Scan the lines and state how many carry "structured". Leave out everything but the number.

DATA RECORDS:

* Start *

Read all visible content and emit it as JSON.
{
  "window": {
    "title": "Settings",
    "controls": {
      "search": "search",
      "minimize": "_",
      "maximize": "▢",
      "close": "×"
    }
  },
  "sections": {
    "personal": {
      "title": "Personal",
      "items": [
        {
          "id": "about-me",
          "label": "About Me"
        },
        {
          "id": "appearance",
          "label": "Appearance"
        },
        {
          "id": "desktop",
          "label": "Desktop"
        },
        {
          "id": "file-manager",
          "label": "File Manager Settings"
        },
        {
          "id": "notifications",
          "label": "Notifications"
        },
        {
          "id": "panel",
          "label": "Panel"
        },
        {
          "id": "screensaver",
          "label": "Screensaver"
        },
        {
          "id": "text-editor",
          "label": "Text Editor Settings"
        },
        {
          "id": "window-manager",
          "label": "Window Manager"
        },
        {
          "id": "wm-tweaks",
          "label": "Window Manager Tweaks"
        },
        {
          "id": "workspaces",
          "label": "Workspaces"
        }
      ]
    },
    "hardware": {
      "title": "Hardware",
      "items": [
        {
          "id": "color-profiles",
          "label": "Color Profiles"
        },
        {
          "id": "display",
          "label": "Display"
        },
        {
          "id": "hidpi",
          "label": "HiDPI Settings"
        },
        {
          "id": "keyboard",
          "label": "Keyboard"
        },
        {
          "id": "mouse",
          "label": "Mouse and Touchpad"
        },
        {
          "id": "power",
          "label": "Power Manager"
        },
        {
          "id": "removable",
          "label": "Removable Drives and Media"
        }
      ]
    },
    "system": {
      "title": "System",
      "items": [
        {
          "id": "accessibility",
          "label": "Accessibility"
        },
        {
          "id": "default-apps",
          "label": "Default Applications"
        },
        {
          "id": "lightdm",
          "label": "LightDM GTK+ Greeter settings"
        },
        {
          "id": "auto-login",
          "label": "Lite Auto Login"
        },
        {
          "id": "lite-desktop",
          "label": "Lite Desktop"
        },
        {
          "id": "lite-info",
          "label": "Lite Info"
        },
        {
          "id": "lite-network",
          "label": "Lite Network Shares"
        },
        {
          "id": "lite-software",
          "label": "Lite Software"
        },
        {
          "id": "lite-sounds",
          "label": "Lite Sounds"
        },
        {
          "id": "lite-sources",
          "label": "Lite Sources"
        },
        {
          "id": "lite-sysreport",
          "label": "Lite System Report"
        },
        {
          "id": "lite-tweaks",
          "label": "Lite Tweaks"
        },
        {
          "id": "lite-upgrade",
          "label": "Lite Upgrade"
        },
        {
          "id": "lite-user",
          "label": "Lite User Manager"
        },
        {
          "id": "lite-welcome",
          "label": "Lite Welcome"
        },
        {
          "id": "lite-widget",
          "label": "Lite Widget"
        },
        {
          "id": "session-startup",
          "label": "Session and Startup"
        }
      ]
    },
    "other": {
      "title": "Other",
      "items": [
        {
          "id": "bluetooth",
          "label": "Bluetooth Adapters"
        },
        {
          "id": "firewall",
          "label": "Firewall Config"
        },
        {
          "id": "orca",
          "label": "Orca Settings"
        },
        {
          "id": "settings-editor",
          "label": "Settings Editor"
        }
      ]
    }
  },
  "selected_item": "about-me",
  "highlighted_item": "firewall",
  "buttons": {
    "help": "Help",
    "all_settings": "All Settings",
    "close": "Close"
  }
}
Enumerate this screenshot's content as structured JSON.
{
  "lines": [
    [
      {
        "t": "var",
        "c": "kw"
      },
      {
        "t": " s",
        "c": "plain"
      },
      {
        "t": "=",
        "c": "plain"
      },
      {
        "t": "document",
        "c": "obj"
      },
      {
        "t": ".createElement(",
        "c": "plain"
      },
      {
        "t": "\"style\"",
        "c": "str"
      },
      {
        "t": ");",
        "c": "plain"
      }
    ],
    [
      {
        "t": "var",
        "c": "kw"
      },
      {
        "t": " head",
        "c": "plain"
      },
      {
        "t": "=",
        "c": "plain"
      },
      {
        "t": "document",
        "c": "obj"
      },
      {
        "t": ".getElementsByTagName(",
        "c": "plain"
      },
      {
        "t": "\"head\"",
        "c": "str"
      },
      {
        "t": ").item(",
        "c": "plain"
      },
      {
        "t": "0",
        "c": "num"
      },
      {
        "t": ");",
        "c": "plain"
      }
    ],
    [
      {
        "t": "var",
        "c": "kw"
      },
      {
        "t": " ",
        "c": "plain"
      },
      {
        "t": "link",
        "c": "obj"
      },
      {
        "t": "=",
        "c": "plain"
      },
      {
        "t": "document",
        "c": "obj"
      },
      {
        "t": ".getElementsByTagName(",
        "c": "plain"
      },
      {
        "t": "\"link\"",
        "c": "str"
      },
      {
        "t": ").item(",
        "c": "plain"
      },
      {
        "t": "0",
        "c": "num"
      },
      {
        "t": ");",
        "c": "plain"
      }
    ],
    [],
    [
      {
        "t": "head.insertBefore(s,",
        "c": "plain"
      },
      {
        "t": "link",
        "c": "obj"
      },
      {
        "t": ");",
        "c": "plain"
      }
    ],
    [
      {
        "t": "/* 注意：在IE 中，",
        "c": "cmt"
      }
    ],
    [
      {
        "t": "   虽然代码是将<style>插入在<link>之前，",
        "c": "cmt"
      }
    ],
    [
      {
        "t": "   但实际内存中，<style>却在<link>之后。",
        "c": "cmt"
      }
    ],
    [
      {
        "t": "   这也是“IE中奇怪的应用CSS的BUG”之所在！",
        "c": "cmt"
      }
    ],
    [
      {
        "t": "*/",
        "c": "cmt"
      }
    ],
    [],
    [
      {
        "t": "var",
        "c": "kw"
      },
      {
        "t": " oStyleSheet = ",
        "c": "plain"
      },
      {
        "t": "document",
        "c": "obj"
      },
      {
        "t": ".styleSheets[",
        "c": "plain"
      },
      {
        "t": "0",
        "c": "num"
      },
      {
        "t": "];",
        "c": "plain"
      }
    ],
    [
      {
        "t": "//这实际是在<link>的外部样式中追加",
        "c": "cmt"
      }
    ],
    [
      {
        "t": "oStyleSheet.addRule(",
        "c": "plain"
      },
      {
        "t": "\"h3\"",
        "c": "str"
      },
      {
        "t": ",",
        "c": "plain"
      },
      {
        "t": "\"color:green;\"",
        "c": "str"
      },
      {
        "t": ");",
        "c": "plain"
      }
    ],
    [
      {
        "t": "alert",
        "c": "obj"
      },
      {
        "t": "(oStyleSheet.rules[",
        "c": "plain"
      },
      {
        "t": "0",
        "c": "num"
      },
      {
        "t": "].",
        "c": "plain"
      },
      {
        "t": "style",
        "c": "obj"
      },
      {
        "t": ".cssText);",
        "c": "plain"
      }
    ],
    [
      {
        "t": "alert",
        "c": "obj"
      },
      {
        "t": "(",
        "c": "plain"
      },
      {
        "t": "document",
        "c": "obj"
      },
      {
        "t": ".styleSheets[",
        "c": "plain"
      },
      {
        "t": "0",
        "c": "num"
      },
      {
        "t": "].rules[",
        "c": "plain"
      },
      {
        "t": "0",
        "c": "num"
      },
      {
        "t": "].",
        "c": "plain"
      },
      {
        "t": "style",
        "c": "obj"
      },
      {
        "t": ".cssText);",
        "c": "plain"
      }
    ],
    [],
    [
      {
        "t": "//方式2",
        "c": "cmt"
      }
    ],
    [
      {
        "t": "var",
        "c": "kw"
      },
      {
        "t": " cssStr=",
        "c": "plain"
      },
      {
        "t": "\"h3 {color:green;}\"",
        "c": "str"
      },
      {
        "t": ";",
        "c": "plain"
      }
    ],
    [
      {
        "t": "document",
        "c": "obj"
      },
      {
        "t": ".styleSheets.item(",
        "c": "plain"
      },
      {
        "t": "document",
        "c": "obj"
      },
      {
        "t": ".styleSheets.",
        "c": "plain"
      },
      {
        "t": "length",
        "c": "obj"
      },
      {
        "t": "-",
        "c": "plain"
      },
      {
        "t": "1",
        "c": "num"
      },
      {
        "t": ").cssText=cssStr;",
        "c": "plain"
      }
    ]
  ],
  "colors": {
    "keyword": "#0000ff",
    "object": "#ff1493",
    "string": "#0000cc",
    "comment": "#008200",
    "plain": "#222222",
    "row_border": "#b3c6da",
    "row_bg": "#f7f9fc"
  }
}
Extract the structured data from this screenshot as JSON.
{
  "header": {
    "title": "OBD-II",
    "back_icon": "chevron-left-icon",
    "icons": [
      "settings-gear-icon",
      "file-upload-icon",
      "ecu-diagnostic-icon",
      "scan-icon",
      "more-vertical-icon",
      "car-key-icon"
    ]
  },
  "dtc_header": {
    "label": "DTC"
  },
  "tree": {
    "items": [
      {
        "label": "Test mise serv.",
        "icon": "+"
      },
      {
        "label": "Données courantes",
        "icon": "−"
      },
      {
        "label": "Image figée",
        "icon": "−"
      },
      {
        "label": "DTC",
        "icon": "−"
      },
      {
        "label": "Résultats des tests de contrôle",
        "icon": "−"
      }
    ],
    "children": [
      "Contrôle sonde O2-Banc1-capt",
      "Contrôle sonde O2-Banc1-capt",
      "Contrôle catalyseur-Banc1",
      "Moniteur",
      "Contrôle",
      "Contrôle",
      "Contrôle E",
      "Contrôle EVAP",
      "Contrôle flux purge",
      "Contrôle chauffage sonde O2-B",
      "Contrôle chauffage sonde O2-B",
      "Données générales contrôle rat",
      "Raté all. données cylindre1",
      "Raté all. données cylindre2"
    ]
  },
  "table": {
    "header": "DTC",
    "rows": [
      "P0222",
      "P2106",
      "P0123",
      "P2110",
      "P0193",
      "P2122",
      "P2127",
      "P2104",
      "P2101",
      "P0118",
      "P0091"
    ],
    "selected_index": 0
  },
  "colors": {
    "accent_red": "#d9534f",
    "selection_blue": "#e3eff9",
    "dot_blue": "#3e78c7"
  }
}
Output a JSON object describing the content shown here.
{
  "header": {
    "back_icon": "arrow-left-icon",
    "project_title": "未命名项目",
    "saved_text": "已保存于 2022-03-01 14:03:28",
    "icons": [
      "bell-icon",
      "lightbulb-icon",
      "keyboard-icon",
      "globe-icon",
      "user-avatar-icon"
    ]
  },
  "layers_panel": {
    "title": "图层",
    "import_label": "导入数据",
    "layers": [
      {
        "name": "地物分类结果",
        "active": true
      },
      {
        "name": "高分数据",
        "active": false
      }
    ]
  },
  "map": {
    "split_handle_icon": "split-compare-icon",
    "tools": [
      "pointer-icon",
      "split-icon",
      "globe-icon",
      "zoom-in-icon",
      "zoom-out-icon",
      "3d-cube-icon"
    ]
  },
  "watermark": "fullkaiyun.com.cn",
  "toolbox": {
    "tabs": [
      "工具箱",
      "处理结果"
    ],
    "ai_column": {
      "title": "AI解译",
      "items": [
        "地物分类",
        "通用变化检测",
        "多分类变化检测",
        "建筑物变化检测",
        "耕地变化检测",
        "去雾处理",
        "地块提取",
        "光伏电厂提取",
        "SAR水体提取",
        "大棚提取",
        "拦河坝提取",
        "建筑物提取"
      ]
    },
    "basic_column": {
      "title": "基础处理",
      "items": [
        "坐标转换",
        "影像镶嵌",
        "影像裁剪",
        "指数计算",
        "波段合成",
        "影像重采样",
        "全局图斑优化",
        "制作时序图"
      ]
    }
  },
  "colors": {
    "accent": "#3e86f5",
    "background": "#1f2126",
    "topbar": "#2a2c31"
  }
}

* End *

EXERCISE SOLUTION: 2